---- MATERIAL PROVIDED

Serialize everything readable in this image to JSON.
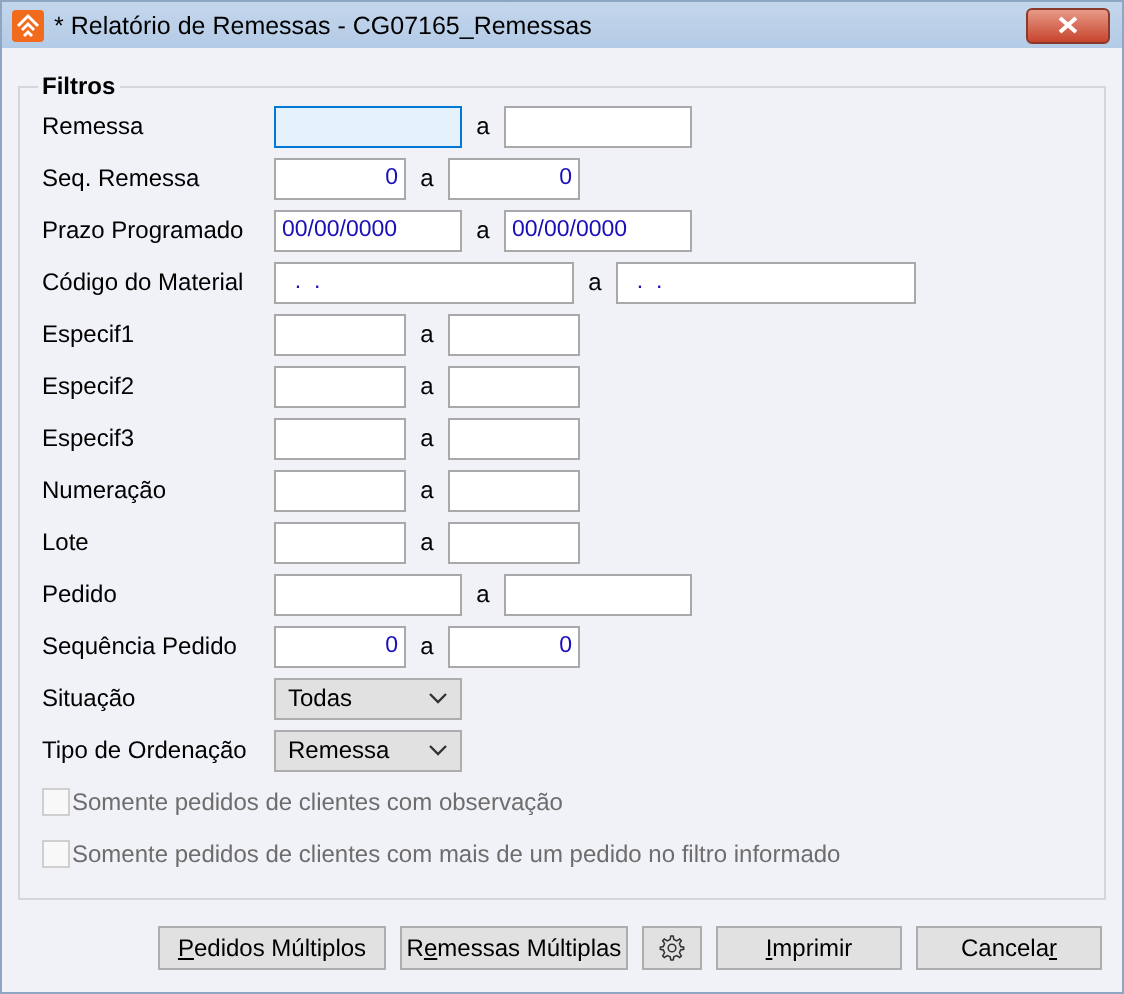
{
  "window": {
    "title": "* Relatório de Remessas - CG07165_Remessas"
  },
  "group": {
    "title": "Filtros"
  },
  "rows": [
    {
      "kind": "range",
      "label": "Remessa",
      "from": {
        "kind": "text",
        "focused": true
      },
      "separator": "a",
      "to": {
        "kind": "text",
        "focused": false
      }
    },
    {
      "kind": "range",
      "label": "Seq. Remessa",
      "from": {
        "kind": "number",
        "value": "0",
        "focused": false
      },
      "separator": "a",
      "to": {
        "kind": "number",
        "value": "0",
        "focused": false
      }
    },
    {
      "kind": "range",
      "label": "Prazo Programado",
      "from": {
        "kind": "text",
        "value": "00/00/0000",
        "focused": false
      },
      "separator": "a",
      "to": {
        "kind": "text",
        "value": "00/00/0000",
        "focused": false
      }
    },
    {
      "kind": "range",
      "label": "Código do Material",
      "from": {
        "kind": "text",
        "value": "  .  .",
        "focused": false
      },
      "separator": "a",
      "to": {
        "kind": "text",
        "value": "  .  .",
        "focused": false
      }
    },
    {
      "kind": "range",
      "label": "Especif1",
      "from": {
        "kind": "text",
        "focused": false
      },
      "separator": "a",
      "to": {
        "kind": "text",
        "focused": false
      }
    },
    {
      "kind": "range",
      "label": "Especif2",
      "from": {
        "kind": "text",
        "focused": false
      },
      "separator": "a",
      "to": {
        "kind": "text",
        "focused": false
      }
    },
    {
      "kind": "range",
      "label": "Especif3",
      "from": {
        "kind": "text",
        "focused": false
      },
      "separator": "a",
      "to": {
        "kind": "text",
        "focused": false
      }
    },
    {
      "kind": "range",
      "label": "Numeração",
      "from": {
        "kind": "text",
        "focused": false
      },
      "separator": "a",
      "to": {
        "kind": "text",
        "focused": false
      }
    },
    {
      "kind": "range",
      "label": "Lote",
      "from": {
        "kind": "text",
        "focused": false
      },
      "separator": "a",
      "to": {
        "kind": "text",
        "focused": false
      }
    },
    {
      "kind": "range",
      "label": "Pedido",
      "from": {
        "kind": "text",
        "focused": false
      },
      "separator": "a",
      "to": {
        "kind": "text",
        "focused": false
      }
    },
    {
      "kind": "range",
      "label": "Sequência Pedido",
      "from": {
        "kind": "number",
        "value": "0",
        "focused": false
      },
      "separator": "a",
      "to": {
        "kind": "number",
        "value": "0",
        "focused": false
      }
    },
    {
      "kind": "select",
      "label": "Situação",
      "value": "Todas"
    },
    {
      "kind": "select",
      "label": "Tipo de Ordenação",
      "value": "Remessa"
    }
  ],
  "checkboxes": [
    {
      "label": "Somente pedidos de clientes com observação",
      "checked": false,
      "disabled": true
    },
    {
      "label": "Somente pedidos de clientes com mais de um pedido no filtro informado",
      "checked": false,
      "disabled": true
    }
  ],
  "buttons": [
    {
      "kind": "text",
      "key": "P",
      "after": "edidos Múltiplos"
    },
    {
      "kind": "text",
      "before": "R",
      "key": "e",
      "after": "messas Múltiplas"
    },
    {
      "kind": "settings"
    },
    {
      "kind": "text",
      "key": "I",
      "after": "mprimir"
    },
    {
      "kind": "text",
      "before": "Cancela",
      "key": "r"
    }
  ]
}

--------

### TO BE DONE:
Each entry above is to be written out again unchanged, apart from the pictures, which are left out.

### ANSWER:
Serialize everything readable in this image to JSON.
{
  "window": {
    "title": "* Relatório de Remessas - CG07165_Remessas"
  },
  "group": {
    "title": "Filtros"
  },
  "rows": [
    {
      "kind": "range",
      "label": "Remessa",
      "from": {
        "kind": "text",
        "focused": true
      },
      "separator": "a",
      "to": {
        "kind": "text",
        "focused": false
      }
    },
    {
      "kind": "range",
      "label": "Seq. Remessa",
      "from": {
        "kind": "number",
        "value": "0",
        "focused": false
      },
      "separator": "a",
      "to": {
        "kind": "number",
        "value": "0",
        "focused": false
      }
    },
    {
      "kind": "range",
      "label": "Prazo Programado",
      "from": {
        "kind": "text",
        "value": "00/00/0000",
        "focused": false
      },
      "separator": "a",
      "to": {
        "kind": "text",
        "value": "00/00/0000",
        "focused": false
      }
    },
    {
      "kind": "range",
      "label": "Código do Material",
      "from": {
        "kind": "text",
        "value": "  .  .",
        "focused": false
      },
      "separator": "a",
      "to": {
        "kind": "text",
        "value": "  .  .",
        "focused": false
      }
    },
    {
      "kind": "range",
      "label": "Especif1",
      "from": {
        "kind": "text",
        "focused": false
      },
      "separator": "a",
      "to": {
        "kind": "text",
        "focused": false
      }
    },
    {
      "kind": "range",
      "label": "Especif2",
      "from": {
        "kind": "text",
        "focused": false
      },
      "separator": "a",
      "to": {
        "kind": "text",
        "focused": false
      }
    },
    {
      "kind": "range",
      "label": "Especif3",
      "from": {
        "kind": "text",
        "focused": false
      },
      "separator": "a",
      "to": {
        "kind": "text",
        "focused": false
      }
    },
    {
      "kind": "range",
      "label": "Numeração",
      "from": {
        "kind": "text",
        "focused": false
      },
      "separator": "a",
      "to": {
        "kind": "text",
        "focused": false
      }
    },
    {
      "kind": "range",
      "label": "Lote",
      "from": {
        "kind": "text",
        "focused": false
      },
      "separator": "a",
      "to": {
        "kind": "text",
        "focused": false
      }
    },
    {
      "kind": "range",
      "label": "Pedido",
      "from": {
        "kind": "text",
        "focused": false
      },
      "separator": "a",
      "to": {
        "kind": "text",
        "focused": false
      }
    },
    {
      "kind": "range",
      "label": "Sequência Pedido",
      "from": {
        "kind": "number",
        "value": "0",
        "focused": false
      },
      "separator": "a",
      "to": {
        "kind": "number",
        "value": "0",
        "focused": false
      }
    },
    {
      "kind": "select",
      "label": "Situação",
      "value": "Todas"
    },
    {
      "kind": "select",
      "label": "Tipo de Ordenação",
      "value": "Remessa"
    }
  ],
  "checkboxes": [
    {
      "label": "Somente pedidos de clientes com observação",
      "checked": false,
      "disabled": true
    },
    {
      "label": "Somente pedidos de clientes com mais de um pedido no filtro informado",
      "checked": false,
      "disabled": true
    }
  ],
  "buttons": [
    {
      "kind": "text",
      "key": "P",
      "after": "edidos Múltiplos"
    },
    {
      "kind": "text",
      "before": "R",
      "key": "e",
      "after": "messas Múltiplas"
    },
    {
      "kind": "settings"
    },
    {
      "kind": "text",
      "key": "I",
      "after": "mprimir"
    },
    {
      "kind": "text",
      "before": "Cancela",
      "key": "r"
    }
  ]
}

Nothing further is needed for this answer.